— WRITTEN REQUEST —
Exactly repeat the material, dropping only the pictures.
-- start of DATA FOR PROCESSING --
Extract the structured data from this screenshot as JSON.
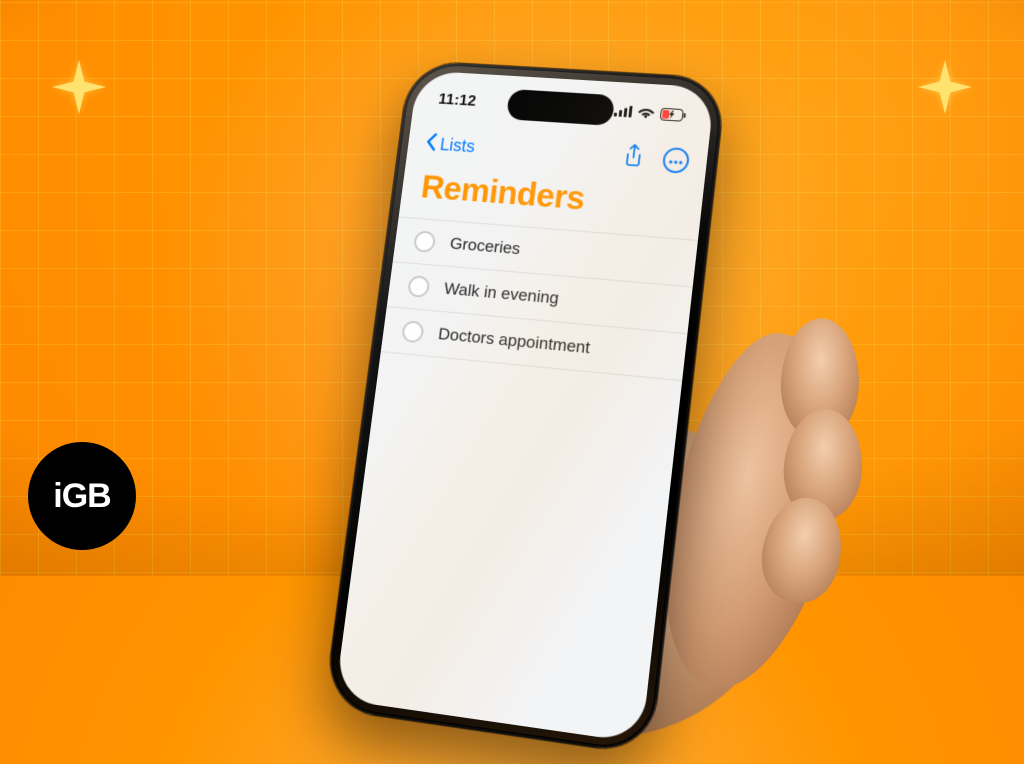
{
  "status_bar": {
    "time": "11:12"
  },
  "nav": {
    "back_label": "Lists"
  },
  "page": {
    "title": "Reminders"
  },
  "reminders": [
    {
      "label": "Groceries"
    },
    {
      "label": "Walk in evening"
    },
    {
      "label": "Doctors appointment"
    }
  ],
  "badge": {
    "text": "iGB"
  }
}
-- end of DATA FOR PROCESSING --
— THE REPLY —
Extract the structured data from this screenshot as JSON.
{
  "status_bar": {
    "time": "11:12"
  },
  "nav": {
    "back_label": "Lists"
  },
  "page": {
    "title": "Reminders"
  },
  "reminders": [
    {
      "label": "Groceries"
    },
    {
      "label": "Walk in evening"
    },
    {
      "label": "Doctors appointment"
    }
  ],
  "badge": {
    "text": "iGB"
  }
}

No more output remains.